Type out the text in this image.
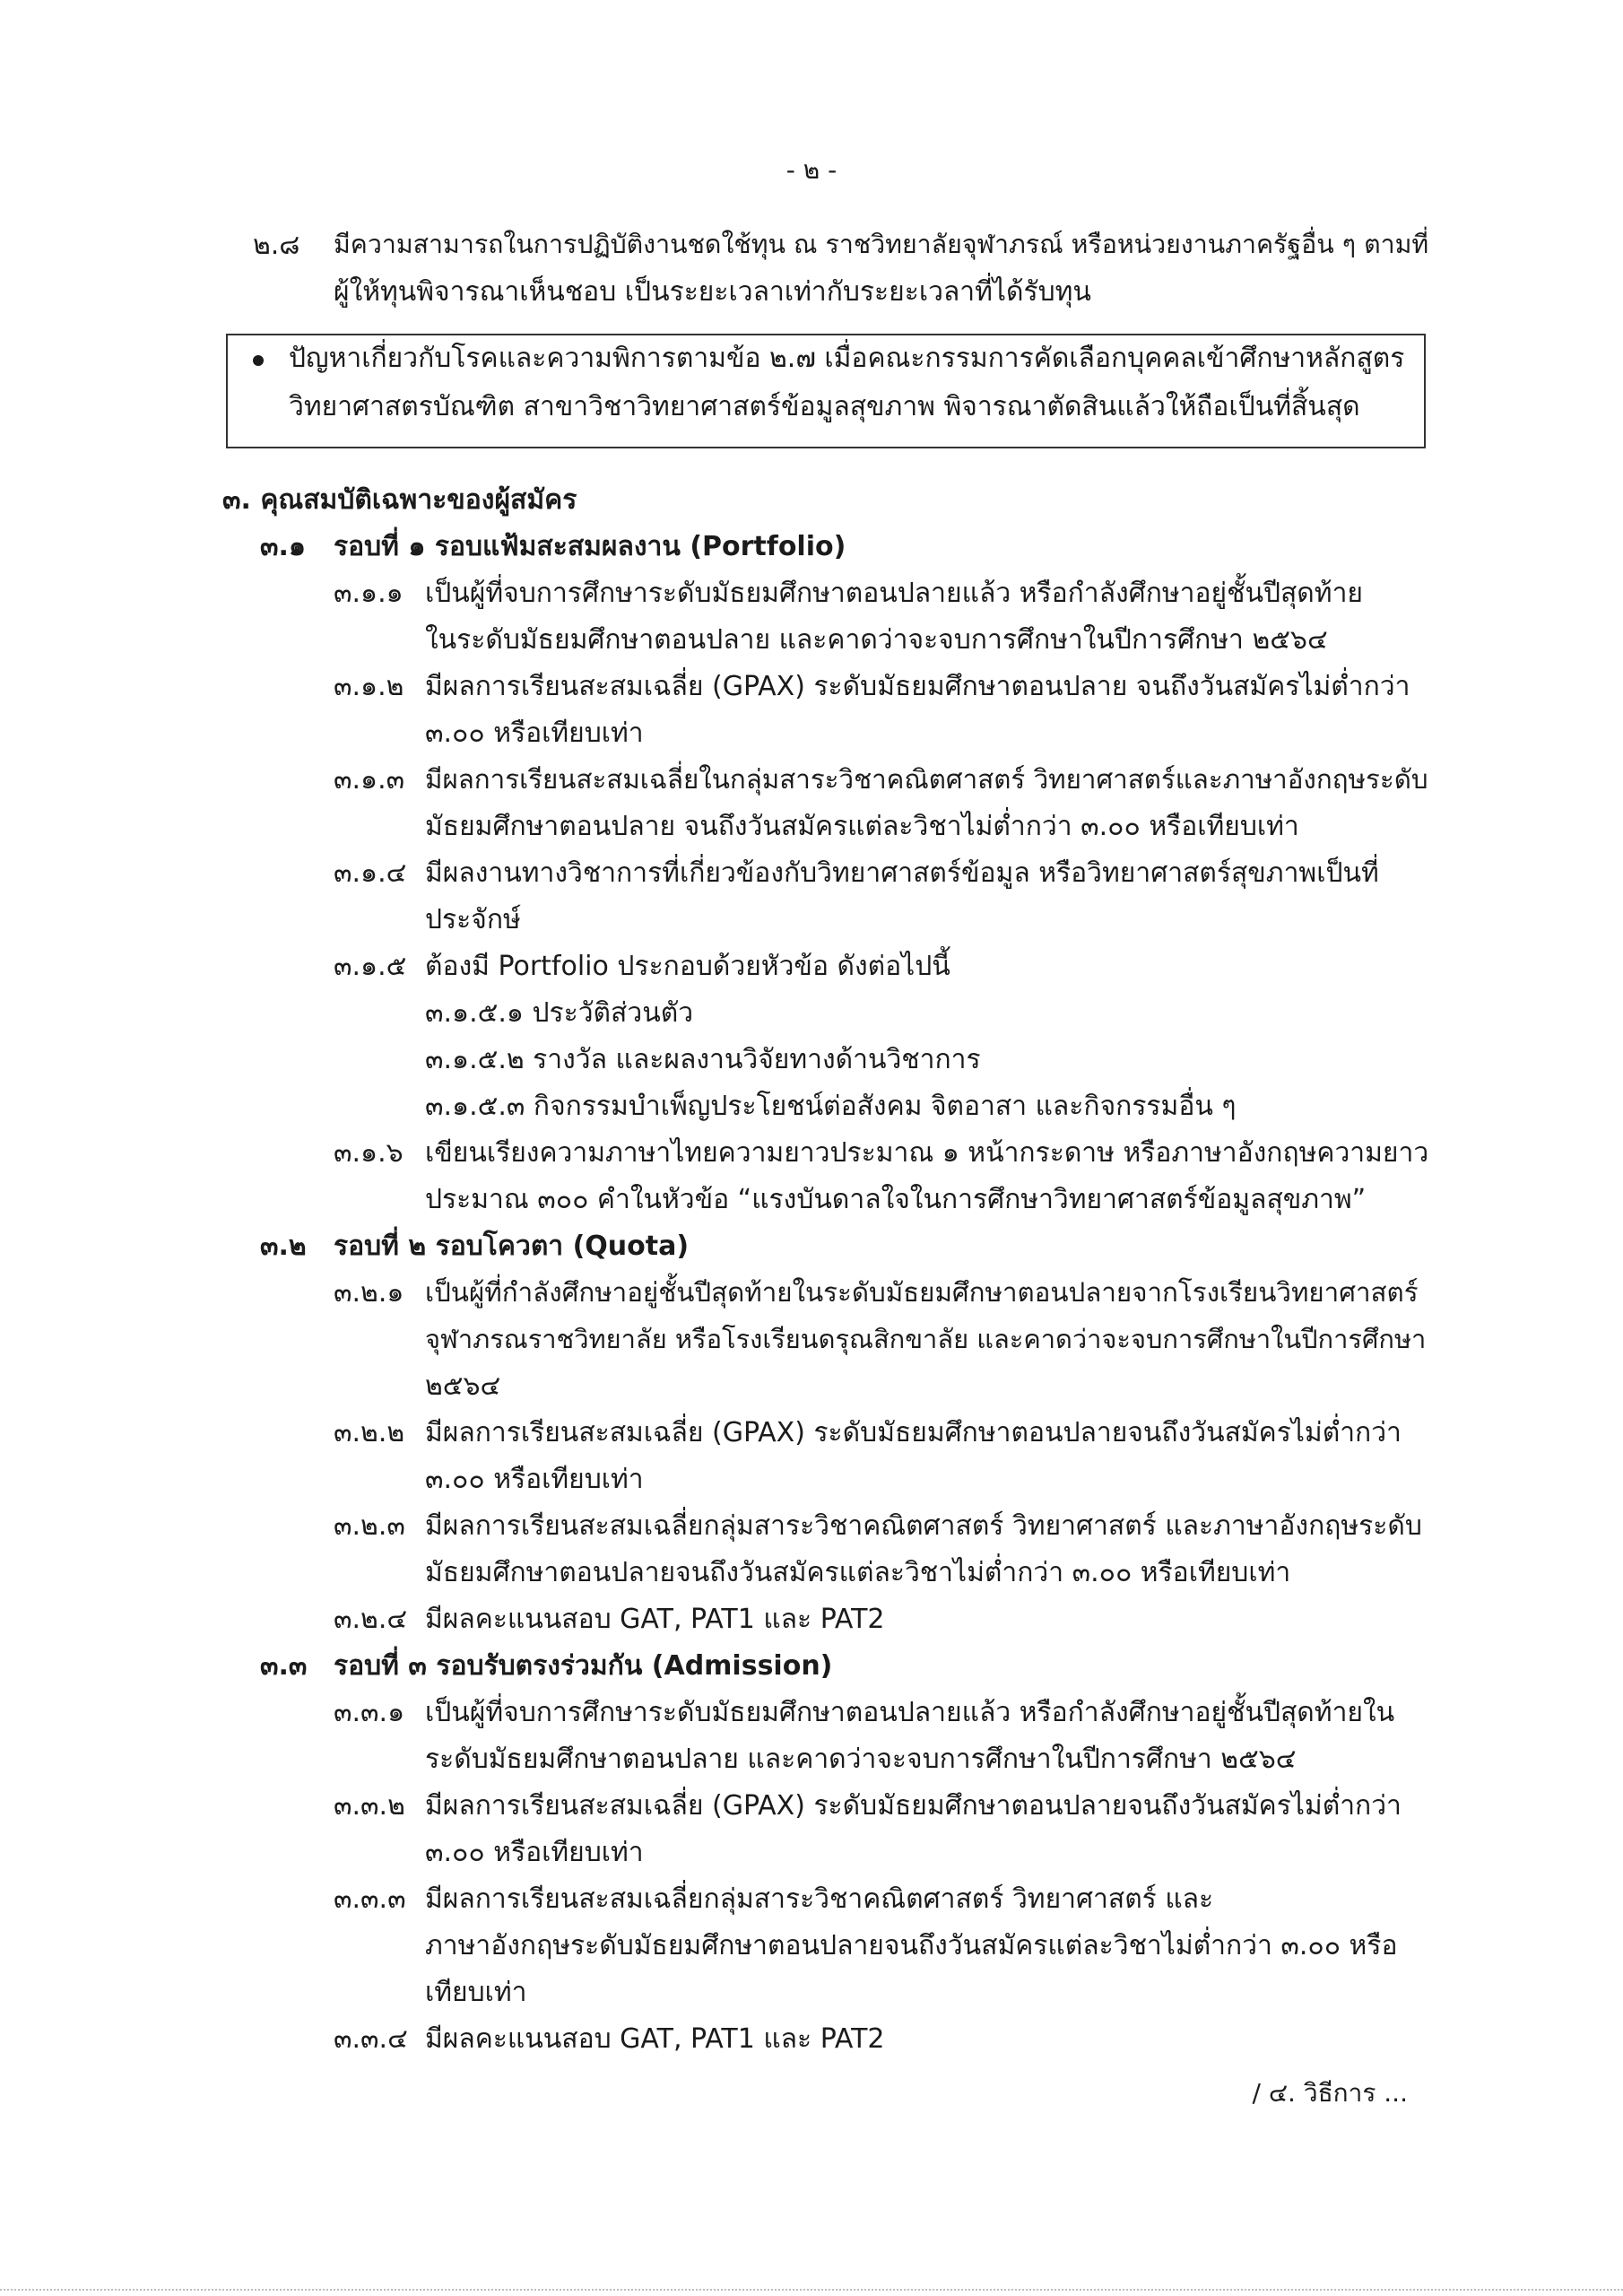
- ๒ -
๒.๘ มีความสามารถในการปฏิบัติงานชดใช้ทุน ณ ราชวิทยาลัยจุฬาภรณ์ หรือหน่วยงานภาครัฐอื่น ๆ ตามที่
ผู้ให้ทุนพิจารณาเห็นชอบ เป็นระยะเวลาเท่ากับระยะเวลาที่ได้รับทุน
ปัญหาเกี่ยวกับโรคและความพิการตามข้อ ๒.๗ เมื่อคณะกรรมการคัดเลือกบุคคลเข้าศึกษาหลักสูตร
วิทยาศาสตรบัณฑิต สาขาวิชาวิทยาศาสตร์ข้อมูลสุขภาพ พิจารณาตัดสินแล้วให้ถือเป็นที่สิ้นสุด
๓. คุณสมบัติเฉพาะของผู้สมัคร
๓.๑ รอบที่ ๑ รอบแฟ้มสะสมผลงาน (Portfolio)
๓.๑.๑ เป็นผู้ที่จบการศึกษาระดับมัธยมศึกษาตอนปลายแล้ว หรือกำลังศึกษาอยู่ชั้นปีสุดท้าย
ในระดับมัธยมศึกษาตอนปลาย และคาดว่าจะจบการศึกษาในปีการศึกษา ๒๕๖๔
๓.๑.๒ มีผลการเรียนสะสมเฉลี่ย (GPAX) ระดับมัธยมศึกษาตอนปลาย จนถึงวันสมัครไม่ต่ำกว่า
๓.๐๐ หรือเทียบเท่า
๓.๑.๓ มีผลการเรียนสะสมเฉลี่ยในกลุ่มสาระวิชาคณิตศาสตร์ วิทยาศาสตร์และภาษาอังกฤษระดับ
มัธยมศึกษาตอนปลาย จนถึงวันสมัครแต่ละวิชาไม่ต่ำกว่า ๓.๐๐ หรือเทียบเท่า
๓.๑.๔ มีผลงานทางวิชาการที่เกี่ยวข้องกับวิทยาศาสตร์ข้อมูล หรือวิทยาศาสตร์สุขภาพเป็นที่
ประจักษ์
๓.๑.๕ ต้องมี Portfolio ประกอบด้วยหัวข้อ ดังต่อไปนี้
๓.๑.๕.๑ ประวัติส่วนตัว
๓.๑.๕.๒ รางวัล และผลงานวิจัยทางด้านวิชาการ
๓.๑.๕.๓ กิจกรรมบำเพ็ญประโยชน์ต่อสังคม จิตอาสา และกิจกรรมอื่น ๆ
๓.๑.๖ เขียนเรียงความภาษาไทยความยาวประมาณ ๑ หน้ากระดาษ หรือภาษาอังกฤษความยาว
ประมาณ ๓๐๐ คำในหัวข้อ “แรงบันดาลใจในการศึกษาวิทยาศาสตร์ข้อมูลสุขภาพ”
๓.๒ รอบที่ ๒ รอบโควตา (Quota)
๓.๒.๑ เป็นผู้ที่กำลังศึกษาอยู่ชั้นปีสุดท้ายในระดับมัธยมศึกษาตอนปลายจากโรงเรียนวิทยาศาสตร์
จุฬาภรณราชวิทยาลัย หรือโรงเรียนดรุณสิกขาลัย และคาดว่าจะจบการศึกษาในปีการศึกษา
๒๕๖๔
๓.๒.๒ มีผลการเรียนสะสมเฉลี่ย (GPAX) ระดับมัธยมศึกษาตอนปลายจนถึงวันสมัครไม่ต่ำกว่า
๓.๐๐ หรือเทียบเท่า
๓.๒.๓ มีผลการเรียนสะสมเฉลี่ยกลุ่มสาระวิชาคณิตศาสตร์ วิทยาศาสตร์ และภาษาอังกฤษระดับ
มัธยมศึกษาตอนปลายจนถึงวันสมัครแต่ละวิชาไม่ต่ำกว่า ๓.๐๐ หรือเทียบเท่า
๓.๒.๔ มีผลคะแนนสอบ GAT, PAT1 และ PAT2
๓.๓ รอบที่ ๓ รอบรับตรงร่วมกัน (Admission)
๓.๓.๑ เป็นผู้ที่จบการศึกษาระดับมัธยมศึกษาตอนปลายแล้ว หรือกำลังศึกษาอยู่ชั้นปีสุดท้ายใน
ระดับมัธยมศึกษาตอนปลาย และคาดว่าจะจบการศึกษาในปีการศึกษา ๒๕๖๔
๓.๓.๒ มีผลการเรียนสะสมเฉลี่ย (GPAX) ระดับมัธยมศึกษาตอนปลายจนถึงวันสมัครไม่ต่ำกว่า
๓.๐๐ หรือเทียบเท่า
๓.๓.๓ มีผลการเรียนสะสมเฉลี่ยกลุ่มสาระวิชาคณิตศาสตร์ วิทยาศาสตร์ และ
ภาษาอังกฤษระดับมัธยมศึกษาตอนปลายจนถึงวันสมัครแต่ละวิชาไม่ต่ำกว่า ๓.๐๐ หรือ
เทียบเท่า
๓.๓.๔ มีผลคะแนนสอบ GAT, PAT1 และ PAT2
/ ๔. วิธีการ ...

- _Task_:
Look through the data above. Copy every line with the string "กษาตอนปลายจนถ" in it.

- _Task response_:
๓.๒.๒ มีผลการเรียนสะสมเฉลี่ย (GPAX) ระดับมัธยมศึกษาตอนปลายจนถึงวันสมัครไม่ต่ำกว่า
มัธยมศึกษาตอนปลายจนถึงวันสมัครแต่ละวิชาไม่ต่ำกว่า ๓.๐๐ หรือเทียบเท่า
๓.๓.๒ มีผลการเรียนสะสมเฉลี่ย (GPAX) ระดับมัธยมศึกษาตอนปลายจนถึงวันสมัครไม่ต่ำกว่า
ภาษาอังกฤษระดับมัธยมศึกษาตอนปลายจนถึงวันสมัครแต่ละวิชาไม่ต่ำกว่า ๓.๐๐ หรือ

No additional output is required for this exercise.